Problem details: For each record here, output an exact copy.

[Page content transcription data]
--- --- ---

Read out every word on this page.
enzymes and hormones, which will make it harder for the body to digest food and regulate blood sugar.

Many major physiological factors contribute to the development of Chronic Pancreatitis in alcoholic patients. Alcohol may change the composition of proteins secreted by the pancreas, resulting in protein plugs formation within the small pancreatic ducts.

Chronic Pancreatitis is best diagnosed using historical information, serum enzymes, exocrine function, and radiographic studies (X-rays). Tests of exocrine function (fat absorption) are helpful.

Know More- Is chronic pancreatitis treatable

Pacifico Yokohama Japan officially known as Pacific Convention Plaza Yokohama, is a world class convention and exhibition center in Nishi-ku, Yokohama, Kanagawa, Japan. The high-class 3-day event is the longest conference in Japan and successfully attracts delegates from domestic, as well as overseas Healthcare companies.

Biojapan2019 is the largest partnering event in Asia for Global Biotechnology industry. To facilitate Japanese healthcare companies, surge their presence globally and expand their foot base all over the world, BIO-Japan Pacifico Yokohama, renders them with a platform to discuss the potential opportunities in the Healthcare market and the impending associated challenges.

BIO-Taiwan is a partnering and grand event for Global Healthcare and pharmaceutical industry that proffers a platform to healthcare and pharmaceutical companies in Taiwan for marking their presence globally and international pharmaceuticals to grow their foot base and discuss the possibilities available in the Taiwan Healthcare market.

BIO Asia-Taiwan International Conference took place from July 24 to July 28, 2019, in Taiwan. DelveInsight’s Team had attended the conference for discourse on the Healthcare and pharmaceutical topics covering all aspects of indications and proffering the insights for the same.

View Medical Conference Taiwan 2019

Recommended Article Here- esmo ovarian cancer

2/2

--- --- ---

Response:
Read out every word on this page.
enzymes and hormones, which will make it harder for the body to digest food and regulate blood sugar.

Many major physiological factors contribute to the development of Chronic Pancreatitis in alcoholic patients. Alcohol may change the composition of proteins secreted by the pancreas, resulting in protein plugs formation within the small pancreatic ducts.

Chronic Pancreatitis is best diagnosed using historical information, serum enzymes, exocrine function, and radiographic studies (X-rays). Tests of exocrine function (fat absorption) are helpful.

Know More- Is chronic pancreatitis treatable

Pacifico Yokohama Japan officially known as Pacific Convention Plaza Yokohama, is a world class convention and exhibition center in Nishi-ku, Yokohama, Kanagawa, Japan. The high-class 3-day event is the longest conference in Japan and successfully attracts delegates from domestic, as well as overseas Healthcare companies.

Biojapan2019 is the largest partnering event in Asia for Global Biotechnology industry. To facilitate Japanese healthcare companies, surge their presence globally and expand their foot base all over the world, BIO-Japan Pacifico Yokohama, renders them with a platform to discuss the potential opportunities in the Healthcare market and the impending associated challenges.

BIO-Taiwan is a partnering and grand event for Global Healthcare and pharmaceutical industry that proffers a platform to healthcare and pharmaceutical companies in Taiwan for marking their presence globally and international pharmaceuticals to grow their foot base and discuss the possibilities available in the Taiwan Healthcare market.

BIO Asia-Taiwan International Conference took place from July 24 to July 28, 2019, in Taiwan. DelveInsight’s Team had attended the conference for discourse on the Healthcare and pharmaceutical topics covering all aspects of indications and proffering the insights for the same.

View Medical Conference Taiwan 2019

Recommended Article Here- esmo ovarian cancer

2/2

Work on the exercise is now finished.